# [Extracted text]
....................

2.     Option Period: The option period began September 12, 2012 and shall continue through midnight September 11, 2022 (the “Option Period”).

  

 
 

 

 

3.     Exercise: If the Option is exercised, Buyer must give written notice thereof to Seller (the “Exercise Notice”), with Seller receiving such Exercise Notice no later than the earlier to occur of (i) sixty (60) days prior to the date Buyer desires to cause Closing (as defined below) to occur or (ii) 5:00 pm on the last day of the Option Period. The Option shall be exercised if (x) Buyer decides, in its sole discretion, to exercise the Option, or (y) Buyer shall Open for Business (as defined below) a casino on approximately six (6) acres of land located on the Indian Reservation adjacent to the Land (the "Casino Property"), such date that business commences on the Casino Property being hereinafter referred to as the "Business Open Date", and upon such exercise, the following shall apply:

 

(a)     Closing Date. Conveyance of the Property to Buyer, payment of the Purchase Price (as defined below) to Seller and performance of the Parties’ obligations under this Agreement, shall constitute the “Closing.” Buyer and Seller shall consummate the Closing by using Buyer’s title insurance agent for the delivery of the closing documents required hereunder by mail, subject to such escrow arrangements as are reasonably acceptable to Buyer and Seller. The Closing shall be held on any date (such date being the “Closing Date”) designated by Buyer upon at least ten (10) days prior written notice, but in no event may Closing occur later than the earlier to occur of (i) sixty (60) days after the date of the Exercise Notice, or (ii) ten (10) business days after the Business Open Date.

....................

Part of a data file:
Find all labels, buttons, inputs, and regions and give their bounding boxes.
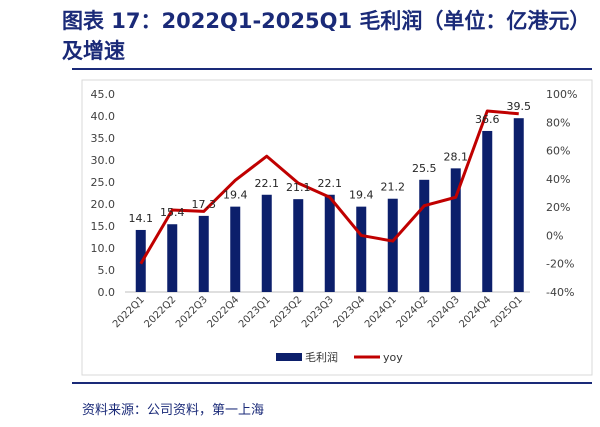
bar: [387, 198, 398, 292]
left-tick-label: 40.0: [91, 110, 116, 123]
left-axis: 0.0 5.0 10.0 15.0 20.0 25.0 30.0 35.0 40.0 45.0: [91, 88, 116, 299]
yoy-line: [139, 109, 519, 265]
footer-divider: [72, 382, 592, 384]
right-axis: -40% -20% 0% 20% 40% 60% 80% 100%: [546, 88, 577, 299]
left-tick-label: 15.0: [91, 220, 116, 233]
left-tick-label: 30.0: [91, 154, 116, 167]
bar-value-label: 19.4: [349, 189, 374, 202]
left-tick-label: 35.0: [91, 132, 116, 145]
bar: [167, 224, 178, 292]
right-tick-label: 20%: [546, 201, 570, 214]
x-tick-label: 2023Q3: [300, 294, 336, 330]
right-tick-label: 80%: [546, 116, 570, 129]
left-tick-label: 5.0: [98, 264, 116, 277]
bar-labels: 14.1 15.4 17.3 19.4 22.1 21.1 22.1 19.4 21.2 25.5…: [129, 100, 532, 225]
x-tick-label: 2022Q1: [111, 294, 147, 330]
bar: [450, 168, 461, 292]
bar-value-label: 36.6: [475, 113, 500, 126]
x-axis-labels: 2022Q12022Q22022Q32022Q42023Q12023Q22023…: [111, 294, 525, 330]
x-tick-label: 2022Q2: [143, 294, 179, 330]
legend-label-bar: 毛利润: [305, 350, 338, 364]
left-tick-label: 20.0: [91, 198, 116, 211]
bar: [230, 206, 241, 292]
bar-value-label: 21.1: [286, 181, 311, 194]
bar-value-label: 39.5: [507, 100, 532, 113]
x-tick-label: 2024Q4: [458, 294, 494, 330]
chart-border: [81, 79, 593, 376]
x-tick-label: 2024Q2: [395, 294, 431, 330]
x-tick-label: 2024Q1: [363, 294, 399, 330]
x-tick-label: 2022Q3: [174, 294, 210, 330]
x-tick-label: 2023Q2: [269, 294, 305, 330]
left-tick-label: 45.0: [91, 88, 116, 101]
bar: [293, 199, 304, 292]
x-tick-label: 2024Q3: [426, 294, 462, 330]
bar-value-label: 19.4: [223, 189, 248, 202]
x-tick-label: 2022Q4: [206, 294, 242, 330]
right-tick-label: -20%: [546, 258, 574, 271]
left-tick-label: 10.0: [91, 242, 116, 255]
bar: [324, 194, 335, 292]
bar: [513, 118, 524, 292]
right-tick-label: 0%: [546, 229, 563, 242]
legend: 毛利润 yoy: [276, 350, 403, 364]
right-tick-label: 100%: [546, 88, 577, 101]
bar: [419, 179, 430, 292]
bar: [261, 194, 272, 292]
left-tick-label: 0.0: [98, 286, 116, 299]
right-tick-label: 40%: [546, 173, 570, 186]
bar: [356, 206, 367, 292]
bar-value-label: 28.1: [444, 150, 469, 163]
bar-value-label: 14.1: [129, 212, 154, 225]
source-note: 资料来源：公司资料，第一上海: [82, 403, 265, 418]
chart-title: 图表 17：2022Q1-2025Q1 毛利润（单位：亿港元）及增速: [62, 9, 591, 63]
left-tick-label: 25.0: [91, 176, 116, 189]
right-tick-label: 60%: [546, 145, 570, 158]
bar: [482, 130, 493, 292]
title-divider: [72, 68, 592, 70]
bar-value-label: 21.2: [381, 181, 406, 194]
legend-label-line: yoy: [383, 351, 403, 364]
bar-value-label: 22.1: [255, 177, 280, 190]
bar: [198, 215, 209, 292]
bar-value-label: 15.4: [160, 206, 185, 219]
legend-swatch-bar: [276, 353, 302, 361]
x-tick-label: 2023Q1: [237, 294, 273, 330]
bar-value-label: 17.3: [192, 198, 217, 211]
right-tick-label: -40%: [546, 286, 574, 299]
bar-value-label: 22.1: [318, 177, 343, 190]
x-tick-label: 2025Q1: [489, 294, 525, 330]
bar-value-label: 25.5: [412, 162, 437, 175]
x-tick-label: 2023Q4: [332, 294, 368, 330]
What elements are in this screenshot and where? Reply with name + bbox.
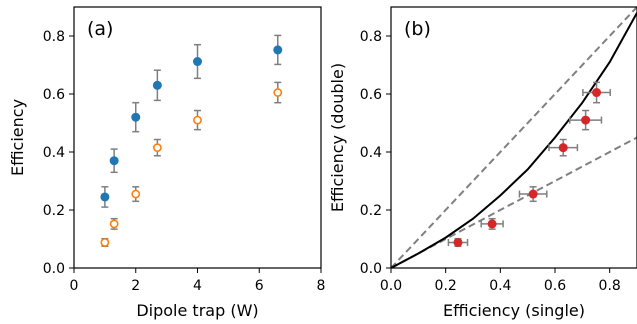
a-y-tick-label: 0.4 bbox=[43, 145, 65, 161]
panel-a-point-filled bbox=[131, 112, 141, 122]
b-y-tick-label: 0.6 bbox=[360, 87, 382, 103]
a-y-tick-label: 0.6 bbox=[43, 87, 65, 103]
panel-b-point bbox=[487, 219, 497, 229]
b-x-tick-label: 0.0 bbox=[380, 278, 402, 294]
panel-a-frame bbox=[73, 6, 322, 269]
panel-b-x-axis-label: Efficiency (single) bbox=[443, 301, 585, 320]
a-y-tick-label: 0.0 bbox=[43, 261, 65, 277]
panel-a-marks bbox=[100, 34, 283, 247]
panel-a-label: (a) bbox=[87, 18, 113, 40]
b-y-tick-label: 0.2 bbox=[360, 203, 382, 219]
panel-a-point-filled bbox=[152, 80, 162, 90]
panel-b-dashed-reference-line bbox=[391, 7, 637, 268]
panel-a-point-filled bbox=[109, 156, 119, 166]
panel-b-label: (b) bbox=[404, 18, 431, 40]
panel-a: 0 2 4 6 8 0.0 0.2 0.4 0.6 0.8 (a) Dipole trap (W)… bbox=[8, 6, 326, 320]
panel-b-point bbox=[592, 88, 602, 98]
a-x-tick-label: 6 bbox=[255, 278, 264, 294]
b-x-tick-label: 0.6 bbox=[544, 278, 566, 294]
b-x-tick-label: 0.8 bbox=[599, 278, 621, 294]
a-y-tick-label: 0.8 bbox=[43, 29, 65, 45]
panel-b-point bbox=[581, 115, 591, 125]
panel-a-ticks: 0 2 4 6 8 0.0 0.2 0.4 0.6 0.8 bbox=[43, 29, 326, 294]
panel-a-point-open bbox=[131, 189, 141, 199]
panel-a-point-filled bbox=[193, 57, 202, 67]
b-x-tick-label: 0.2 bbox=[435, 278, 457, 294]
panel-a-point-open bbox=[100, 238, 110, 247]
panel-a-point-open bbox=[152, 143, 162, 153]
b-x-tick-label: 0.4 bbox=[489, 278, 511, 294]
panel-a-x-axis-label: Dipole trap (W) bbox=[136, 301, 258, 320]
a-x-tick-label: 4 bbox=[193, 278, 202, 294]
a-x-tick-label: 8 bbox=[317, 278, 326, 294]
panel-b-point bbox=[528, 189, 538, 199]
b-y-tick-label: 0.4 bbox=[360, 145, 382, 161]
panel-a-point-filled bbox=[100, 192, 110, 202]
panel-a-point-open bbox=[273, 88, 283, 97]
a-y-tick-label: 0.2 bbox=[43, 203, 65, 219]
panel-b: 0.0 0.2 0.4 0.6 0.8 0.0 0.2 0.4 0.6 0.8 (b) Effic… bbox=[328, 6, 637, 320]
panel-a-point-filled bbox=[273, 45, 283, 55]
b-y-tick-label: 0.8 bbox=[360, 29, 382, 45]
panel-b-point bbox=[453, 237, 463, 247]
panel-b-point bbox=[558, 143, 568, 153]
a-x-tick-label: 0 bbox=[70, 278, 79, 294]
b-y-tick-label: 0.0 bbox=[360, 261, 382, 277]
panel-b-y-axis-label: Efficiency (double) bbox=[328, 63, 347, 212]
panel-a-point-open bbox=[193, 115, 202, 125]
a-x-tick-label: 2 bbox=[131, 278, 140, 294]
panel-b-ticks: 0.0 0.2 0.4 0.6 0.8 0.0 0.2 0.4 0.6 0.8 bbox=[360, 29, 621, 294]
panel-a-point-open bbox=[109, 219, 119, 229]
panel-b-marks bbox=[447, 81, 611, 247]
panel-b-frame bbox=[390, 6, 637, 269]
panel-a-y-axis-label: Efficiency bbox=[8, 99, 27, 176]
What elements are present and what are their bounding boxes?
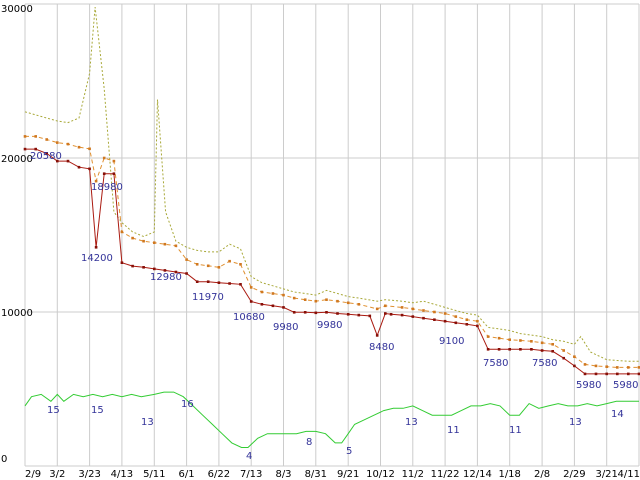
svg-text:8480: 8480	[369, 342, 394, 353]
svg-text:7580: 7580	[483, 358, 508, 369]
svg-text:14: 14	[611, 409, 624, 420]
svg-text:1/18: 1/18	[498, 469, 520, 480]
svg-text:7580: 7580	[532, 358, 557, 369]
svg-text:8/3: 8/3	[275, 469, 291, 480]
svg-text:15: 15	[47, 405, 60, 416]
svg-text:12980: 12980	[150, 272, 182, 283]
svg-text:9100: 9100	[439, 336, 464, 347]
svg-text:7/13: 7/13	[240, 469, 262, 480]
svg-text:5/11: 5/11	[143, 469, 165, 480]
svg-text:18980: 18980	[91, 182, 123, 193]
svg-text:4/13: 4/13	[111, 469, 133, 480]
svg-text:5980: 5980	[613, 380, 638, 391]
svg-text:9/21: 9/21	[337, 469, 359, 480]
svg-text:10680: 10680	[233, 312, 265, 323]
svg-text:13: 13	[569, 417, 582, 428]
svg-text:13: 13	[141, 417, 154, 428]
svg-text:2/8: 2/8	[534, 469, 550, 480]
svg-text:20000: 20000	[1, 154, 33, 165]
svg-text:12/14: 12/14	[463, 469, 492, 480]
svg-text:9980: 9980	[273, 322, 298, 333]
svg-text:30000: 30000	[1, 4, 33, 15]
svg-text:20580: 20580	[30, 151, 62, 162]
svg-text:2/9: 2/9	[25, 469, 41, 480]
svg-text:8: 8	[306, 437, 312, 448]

....................

# [Short exercise]
Continue the option agreement text from the end of its last sentence, writing the next provision in the same style.

# [Reply to the task]
 

(b)     Buyer’s Closing Obligations. At the Closing, Buyer shall perform the following;

 

(i)     pay to Seller through the Title Company (as defined below) by wire transfer the initial payment of the Purchase Price;

 

(ii)     deliver to Seller such certificates and approvals reasonably requested by Seller to evidence that the purchase of the Property and the performance of Buyer’s obligations under this Agreement have been validly approved and authorized by Buyer, and that the person executing all documents on behalf of Buyer has been authorized by Buyer to execute and deliver such documents;

 

(iii)     pay or cause to be paid the premium for owner’s title insurance, all costs and fees of the closing agent, if any, all transfer recording fees or “transfer taxes” payable upon recording of the deed from Seller and all other sums required to be paid by Buyer under the terms of this Agreement; and

 

(iv)     deliver to Seller all documents necessary to effectuate the transaction contemplated hereby, including any documents that are reasonably requested by Seller that are customarily executed by buyers in connection with similar transactions.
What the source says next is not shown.